* _DATA FOR PROCESSING_
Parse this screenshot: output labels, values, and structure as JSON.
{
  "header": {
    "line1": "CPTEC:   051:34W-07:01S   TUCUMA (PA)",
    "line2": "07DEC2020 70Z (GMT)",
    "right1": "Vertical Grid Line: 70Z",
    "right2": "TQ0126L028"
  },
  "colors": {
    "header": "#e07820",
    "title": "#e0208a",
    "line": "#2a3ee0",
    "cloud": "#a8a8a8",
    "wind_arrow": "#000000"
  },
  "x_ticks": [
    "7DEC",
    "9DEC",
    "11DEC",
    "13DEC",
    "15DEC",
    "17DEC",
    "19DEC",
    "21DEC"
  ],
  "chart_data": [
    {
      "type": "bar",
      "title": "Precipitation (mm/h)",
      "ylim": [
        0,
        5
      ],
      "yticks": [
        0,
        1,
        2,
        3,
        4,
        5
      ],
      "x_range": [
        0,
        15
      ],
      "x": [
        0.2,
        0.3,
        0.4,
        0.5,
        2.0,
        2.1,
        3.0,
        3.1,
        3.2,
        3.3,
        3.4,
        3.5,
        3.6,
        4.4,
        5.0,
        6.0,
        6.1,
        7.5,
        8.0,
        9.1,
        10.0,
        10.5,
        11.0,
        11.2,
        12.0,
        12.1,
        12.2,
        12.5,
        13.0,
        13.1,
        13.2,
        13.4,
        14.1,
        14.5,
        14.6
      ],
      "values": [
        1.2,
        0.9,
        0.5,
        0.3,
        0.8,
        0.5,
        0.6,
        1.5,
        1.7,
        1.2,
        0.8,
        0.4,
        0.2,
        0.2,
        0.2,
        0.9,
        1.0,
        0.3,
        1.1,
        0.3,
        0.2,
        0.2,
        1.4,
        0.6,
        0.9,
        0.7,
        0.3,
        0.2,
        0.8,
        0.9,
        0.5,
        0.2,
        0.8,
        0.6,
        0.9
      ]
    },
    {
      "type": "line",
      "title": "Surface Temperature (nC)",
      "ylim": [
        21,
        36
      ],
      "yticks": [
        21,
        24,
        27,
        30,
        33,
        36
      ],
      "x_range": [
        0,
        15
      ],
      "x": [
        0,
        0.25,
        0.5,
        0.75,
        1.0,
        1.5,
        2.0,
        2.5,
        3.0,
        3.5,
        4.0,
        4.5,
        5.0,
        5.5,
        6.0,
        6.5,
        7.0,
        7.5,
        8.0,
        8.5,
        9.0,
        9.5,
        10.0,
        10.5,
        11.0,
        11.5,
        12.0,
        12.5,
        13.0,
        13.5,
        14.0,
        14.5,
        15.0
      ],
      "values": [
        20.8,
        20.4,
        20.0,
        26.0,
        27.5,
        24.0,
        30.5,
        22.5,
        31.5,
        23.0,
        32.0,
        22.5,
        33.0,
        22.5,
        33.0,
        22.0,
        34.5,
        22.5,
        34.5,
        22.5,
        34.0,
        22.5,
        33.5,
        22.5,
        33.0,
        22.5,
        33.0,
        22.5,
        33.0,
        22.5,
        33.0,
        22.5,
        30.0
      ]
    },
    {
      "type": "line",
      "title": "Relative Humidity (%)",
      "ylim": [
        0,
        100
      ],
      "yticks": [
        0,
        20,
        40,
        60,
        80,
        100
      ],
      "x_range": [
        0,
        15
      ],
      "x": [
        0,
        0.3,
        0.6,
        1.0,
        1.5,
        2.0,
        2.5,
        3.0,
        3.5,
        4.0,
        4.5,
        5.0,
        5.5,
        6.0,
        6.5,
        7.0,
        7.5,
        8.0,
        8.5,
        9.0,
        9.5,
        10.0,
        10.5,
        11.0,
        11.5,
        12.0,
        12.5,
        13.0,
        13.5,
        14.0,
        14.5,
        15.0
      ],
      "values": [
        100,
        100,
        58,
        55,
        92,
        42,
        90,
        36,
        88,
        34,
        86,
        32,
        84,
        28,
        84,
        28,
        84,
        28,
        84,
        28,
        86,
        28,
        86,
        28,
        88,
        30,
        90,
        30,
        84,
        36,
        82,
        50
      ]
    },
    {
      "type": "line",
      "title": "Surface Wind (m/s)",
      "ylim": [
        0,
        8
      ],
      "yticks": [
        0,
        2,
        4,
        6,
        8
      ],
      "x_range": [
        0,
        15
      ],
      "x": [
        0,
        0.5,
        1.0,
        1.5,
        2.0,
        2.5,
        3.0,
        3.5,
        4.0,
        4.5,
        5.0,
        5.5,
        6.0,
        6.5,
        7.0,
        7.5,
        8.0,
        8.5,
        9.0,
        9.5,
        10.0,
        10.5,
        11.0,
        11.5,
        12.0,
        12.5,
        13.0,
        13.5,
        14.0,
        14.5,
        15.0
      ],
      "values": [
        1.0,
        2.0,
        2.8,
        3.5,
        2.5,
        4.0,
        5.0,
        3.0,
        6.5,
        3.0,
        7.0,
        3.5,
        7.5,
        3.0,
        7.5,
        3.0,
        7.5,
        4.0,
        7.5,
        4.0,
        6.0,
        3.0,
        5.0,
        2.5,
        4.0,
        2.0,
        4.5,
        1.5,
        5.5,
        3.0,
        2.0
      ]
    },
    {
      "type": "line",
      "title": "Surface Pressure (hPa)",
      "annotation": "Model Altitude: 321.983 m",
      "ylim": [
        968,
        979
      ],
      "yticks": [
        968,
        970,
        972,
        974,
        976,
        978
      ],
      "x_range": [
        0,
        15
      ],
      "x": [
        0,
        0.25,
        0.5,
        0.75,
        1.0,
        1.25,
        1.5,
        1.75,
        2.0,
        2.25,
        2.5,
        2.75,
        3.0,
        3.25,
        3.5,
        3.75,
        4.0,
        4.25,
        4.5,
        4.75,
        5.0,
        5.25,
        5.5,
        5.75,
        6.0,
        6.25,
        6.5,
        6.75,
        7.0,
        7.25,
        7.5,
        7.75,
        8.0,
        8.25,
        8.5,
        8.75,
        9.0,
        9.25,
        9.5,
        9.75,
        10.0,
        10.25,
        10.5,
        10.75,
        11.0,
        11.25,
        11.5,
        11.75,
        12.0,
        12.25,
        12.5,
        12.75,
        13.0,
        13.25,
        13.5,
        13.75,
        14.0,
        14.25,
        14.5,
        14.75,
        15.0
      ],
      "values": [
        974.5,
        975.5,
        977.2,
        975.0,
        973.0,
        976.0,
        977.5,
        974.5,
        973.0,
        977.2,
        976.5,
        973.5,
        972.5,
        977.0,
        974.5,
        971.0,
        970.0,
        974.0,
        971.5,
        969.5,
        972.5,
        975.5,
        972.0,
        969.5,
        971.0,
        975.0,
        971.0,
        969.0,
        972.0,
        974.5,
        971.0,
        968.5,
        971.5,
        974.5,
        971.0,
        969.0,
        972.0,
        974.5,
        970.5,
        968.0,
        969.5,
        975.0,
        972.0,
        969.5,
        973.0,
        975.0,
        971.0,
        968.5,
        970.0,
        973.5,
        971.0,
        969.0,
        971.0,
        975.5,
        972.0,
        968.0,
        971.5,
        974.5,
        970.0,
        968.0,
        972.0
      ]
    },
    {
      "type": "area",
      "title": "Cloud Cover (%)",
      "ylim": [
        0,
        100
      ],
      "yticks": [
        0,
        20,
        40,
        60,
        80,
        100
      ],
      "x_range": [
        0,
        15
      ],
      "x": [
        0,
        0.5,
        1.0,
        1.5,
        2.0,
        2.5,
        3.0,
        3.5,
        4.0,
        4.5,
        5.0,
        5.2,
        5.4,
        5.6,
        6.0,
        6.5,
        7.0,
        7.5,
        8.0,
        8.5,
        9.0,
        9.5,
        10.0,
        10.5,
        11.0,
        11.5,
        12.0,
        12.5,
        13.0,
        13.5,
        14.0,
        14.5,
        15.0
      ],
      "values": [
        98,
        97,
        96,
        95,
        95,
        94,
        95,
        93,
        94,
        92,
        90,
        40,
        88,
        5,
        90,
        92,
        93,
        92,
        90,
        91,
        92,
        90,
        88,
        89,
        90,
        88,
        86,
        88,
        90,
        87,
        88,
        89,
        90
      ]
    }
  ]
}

* _TASK OBJECTIVE_
Pick out, from the lines above, every one that contains the string "Surface".

* _ANSWER BELOW_
      "title": "Surface Temperature (nC)",
      "title": "Surface Wind (m/s)",
      "title": "Surface Pressure (hPa)",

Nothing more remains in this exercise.